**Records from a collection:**
* BEGIN *
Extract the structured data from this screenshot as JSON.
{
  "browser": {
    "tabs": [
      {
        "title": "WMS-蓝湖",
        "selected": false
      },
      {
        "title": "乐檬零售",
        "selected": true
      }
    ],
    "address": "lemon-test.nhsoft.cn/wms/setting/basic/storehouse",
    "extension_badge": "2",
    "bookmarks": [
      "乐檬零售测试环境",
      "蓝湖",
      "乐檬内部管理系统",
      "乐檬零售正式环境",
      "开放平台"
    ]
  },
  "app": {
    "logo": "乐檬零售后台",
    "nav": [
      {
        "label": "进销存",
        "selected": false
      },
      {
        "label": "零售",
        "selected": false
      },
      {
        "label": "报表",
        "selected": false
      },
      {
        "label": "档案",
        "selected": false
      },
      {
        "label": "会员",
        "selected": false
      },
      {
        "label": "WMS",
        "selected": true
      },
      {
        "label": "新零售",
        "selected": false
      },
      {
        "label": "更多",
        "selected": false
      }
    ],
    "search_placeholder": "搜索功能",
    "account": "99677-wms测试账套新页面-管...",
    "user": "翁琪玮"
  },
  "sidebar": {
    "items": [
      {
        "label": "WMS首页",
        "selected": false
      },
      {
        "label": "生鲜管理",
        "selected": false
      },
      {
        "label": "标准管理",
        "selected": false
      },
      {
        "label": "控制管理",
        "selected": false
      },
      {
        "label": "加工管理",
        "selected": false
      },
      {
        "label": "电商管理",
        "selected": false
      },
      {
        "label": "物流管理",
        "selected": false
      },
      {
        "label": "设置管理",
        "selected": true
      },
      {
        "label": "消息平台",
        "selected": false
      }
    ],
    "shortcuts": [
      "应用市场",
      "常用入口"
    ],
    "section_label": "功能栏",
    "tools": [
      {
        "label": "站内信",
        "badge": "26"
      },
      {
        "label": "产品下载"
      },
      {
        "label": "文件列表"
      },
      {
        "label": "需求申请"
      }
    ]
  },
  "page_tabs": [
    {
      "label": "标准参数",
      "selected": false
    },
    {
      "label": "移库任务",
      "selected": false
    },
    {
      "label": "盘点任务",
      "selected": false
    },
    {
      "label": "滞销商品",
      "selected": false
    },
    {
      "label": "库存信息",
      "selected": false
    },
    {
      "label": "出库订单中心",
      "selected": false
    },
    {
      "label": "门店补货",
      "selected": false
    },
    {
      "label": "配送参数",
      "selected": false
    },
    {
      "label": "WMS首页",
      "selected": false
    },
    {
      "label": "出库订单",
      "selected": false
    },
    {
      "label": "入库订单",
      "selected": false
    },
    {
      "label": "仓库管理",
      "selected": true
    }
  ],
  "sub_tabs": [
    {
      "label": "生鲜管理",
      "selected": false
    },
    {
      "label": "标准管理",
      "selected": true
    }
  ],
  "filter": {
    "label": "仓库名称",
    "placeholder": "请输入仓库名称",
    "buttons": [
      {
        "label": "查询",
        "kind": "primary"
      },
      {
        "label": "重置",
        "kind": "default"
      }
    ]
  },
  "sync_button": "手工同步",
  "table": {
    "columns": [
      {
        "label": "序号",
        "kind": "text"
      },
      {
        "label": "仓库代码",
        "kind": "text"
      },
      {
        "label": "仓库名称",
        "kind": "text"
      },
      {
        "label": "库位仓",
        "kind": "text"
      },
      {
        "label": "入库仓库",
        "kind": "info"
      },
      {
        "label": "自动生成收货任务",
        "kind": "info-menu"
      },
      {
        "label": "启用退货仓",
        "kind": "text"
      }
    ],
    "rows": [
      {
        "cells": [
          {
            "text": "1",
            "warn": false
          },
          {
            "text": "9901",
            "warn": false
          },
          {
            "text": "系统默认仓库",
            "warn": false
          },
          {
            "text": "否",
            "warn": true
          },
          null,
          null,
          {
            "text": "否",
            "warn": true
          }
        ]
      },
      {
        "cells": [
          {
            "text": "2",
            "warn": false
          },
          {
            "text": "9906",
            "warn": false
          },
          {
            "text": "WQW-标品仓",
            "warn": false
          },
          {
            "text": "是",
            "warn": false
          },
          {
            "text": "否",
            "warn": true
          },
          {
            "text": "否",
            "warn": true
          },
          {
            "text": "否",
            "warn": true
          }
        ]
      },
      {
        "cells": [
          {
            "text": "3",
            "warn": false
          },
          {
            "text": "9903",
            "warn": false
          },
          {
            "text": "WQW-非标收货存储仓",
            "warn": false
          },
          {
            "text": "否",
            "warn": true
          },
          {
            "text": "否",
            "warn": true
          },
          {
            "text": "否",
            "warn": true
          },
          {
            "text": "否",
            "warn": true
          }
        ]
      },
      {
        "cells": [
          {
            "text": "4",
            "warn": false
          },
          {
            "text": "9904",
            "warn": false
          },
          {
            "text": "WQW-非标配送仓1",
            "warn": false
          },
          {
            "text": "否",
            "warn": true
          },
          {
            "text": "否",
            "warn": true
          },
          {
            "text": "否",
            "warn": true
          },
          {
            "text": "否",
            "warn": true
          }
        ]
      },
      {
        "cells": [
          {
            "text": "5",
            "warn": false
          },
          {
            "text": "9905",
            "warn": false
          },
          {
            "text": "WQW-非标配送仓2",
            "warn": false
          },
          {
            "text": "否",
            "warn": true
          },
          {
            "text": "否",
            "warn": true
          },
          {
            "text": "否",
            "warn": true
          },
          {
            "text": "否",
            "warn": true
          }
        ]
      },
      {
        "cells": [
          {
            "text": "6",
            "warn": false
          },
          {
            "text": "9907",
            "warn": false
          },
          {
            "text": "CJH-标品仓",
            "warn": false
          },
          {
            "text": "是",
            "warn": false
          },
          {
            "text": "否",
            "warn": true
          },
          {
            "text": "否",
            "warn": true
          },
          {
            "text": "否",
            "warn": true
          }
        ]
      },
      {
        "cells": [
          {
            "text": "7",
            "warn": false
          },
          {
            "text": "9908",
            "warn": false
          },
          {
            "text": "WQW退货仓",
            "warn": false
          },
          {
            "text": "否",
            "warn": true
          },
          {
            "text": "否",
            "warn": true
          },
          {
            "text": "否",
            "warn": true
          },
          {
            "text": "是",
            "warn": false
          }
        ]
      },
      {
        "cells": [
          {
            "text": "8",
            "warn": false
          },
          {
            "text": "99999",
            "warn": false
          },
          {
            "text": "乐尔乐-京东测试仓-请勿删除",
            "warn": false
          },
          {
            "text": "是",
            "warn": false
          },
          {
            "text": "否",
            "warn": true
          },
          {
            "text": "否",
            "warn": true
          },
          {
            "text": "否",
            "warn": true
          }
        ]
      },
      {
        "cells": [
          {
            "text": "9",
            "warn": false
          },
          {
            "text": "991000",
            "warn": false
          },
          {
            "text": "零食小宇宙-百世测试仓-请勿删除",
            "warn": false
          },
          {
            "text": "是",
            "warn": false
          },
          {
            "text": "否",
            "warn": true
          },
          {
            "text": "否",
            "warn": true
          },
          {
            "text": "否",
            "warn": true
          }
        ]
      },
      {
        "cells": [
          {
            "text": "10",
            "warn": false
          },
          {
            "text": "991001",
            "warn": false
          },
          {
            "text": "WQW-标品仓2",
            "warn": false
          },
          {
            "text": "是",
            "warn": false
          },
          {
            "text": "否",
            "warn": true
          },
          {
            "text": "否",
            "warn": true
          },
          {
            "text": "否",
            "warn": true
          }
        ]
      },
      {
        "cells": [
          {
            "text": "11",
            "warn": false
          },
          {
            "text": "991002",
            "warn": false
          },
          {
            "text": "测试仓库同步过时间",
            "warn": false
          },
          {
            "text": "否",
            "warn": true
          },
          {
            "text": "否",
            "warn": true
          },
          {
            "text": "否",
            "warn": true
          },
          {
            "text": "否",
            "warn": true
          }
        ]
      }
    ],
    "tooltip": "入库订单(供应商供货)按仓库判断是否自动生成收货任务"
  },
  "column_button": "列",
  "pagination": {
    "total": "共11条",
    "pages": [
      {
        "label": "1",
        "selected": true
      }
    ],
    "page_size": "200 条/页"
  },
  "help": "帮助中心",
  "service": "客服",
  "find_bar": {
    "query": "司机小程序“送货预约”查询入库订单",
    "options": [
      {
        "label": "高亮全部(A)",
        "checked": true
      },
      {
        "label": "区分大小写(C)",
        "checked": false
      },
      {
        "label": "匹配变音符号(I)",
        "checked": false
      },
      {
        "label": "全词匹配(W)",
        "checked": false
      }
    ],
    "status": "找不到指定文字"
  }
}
* END *
**SET PROBLEM:** Gather each line from the entries above that includes the word "请勿删除".

**SOLUTION FOR THIS EXERCISE:**
            "text": "乐尔乐-京东测试仓-请勿删除",
            "text": "零食小宇宙-百世测试仓-请勿删除",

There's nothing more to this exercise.